▶ [YOUR INSTRUCTIONS]
Write out the records again, exactly, leaving none out.
═══ RECORD LIST ═══
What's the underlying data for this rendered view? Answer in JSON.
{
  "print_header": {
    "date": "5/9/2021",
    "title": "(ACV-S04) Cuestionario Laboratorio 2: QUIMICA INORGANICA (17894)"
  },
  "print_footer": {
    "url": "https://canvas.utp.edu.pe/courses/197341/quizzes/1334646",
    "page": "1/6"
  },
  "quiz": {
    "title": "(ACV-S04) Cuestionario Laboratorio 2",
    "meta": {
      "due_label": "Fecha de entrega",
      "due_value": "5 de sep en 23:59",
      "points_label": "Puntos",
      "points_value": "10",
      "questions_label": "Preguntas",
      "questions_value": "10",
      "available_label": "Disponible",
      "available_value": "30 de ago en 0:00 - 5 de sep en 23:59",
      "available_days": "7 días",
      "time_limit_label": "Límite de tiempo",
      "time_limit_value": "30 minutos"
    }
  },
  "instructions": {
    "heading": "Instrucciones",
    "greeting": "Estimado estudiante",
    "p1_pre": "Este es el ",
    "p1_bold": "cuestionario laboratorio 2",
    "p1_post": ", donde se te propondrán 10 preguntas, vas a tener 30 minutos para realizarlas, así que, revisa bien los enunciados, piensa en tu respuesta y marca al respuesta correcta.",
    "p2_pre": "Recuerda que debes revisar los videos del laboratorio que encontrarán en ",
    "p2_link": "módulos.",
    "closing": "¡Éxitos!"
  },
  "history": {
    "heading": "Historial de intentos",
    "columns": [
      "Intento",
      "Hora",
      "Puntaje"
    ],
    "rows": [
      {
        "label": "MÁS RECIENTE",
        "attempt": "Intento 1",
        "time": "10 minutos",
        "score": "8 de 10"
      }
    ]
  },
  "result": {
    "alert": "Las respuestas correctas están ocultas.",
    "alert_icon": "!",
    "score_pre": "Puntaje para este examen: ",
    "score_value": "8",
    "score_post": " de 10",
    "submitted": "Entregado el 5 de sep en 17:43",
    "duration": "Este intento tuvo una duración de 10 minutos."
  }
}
═══
▶ [EXERCISE SOLUTION]
What's the underlying data for this rendered view? Answer in JSON.
{
  "print_header": {
    "date": "5/9/2021",
    "title": "(ACV-S04) Cuestionario Laboratorio 2: QUIMICA INORGANICA (17894)"
  },
  "print_footer": {
    "url": "https://canvas.utp.edu.pe/courses/197341/quizzes/1334646",
    "page": "1/6"
  },
  "quiz": {
    "title": "(ACV-S04) Cuestionario Laboratorio 2",
    "meta": {
      "due_label": "Fecha de entrega",
      "due_value": "5 de sep en 23:59",
      "points_label": "Puntos",
      "points_value": "10",
      "questions_label": "Preguntas",
      "questions_value": "10",
      "available_label": "Disponible",
      "available_value": "30 de ago en 0:00 - 5 de sep en 23:59",
      "available_days": "7 días",
      "time_limit_label": "Límite de tiempo",
      "time_limit_value": "30 minutos"
    }
  },
  "instructions": {
    "heading": "Instrucciones",
    "greeting": "Estimado estudiante",
    "p1_pre": "Este es el ",
    "p1_bold": "cuestionario laboratorio 2",
    "p1_post": ", donde se te propondrán 10 preguntas, vas a tener 30 minutos para realizarlas, así que, revisa bien los enunciados, piensa en tu respuesta y marca al respuesta correcta.",
    "p2_pre": "Recuerda que debes revisar los videos del laboratorio que encontrarán en ",
    "p2_link": "módulos.",
    "closing": "¡Éxitos!"
  },
  "history": {
    "heading": "Historial de intentos",
    "columns": [
      "Intento",
      "Hora",
      "Puntaje"
    ],
    "rows": [
      {
        "label": "MÁS RECIENTE",
        "attempt": "Intento 1",
        "time": "10 minutos",
        "score": "8 de 10"
      }
    ]
  },
  "result": {
    "alert": "Las respuestas correctas están ocultas.",
    "alert_icon": "!",
    "score_pre": "Puntaje para este examen: ",
    "score_value": "8",
    "score_post": " de 10",
    "submitted": "Entregado el 5 de sep en 17:43",
    "duration": "Este intento tuvo una duración de 10 minutos."
  }
}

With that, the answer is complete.